## Directions
Could every line of the data be printed exactly as it reads?

[Dataset rows about figures]
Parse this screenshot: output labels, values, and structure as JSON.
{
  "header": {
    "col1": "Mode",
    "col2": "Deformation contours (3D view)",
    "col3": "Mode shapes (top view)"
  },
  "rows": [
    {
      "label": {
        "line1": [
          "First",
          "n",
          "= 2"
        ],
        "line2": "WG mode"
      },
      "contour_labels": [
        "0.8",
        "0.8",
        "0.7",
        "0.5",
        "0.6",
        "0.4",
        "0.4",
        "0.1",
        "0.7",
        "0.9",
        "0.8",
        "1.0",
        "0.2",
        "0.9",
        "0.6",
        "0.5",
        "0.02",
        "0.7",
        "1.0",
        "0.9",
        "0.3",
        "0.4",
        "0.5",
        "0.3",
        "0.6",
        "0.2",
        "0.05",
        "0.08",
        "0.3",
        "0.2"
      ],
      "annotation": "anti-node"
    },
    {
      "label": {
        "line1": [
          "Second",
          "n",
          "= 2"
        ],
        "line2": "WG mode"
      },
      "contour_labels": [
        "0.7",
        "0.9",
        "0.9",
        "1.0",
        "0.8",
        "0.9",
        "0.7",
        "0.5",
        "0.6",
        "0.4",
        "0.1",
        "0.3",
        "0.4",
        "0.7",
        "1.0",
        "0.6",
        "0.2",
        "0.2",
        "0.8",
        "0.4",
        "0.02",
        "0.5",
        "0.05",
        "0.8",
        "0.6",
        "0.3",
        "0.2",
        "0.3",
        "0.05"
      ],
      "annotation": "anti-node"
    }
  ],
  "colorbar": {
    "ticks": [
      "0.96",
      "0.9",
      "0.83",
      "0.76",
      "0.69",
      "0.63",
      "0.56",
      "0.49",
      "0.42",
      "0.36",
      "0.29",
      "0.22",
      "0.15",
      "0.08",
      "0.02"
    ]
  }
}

## Result below
Parse this screenshot: output labels, values, and structure as JSON.
{
  "header": {
    "col1": "Mode",
    "col2": "Deformation contours (3D view)",
    "col3": "Mode shapes (top view)"
  },
  "rows": [
    {
      "label": {
        "line1": [
          "First",
          "n",
          "= 2"
        ],
        "line2": "WG mode"
      },
      "contour_labels": [
        "0.8",
        "0.8",
        "0.7",
        "0.5",
        "0.6",
        "0.4",
        "0.4",
        "0.1",
        "0.7",
        "0.9",
        "0.8",
        "1.0",
        "0.2",
        "0.9",
        "0.6",
        "0.5",
        "0.02",
        "0.7",
        "1.0",
        "0.9",
        "0.3",
        "0.4",
        "0.5",
        "0.3",
        "0.6",
        "0.2",
        "0.05",
        "0.08",
        "0.3",
        "0.2"
      ],
      "annotation": "anti-node"
    },
    {
      "label": {
        "line1": [
          "Second",
          "n",
          "= 2"
        ],
        "line2": "WG mode"
      },
      "contour_labels": [
        "0.7",
        "0.9",
        "0.9",
        "1.0",
        "0.8",
        "0.9",
        "0.7",
        "0.5",
        "0.6",
        "0.4",
        "0.1",
        "0.3",
        "0.4",
        "0.7",
        "1.0",
        "0.6",
        "0.2",
        "0.2",
        "0.8",
        "0.4",
        "0.02",
        "0.5",
        "0.05",
        "0.8",
        "0.6",
        "0.3",
        "0.2",
        "0.3",
        "0.05"
      ],
      "annotation": "anti-node"
    }
  ],
  "colorbar": {
    "ticks": [
      "0.96",
      "0.9",
      "0.83",
      "0.76",
      "0.69",
      "0.63",
      "0.56",
      "0.49",
      "0.42",
      "0.36",
      "0.29",
      "0.22",
      "0.15",
      "0.08",
      "0.02"
    ]
  }
}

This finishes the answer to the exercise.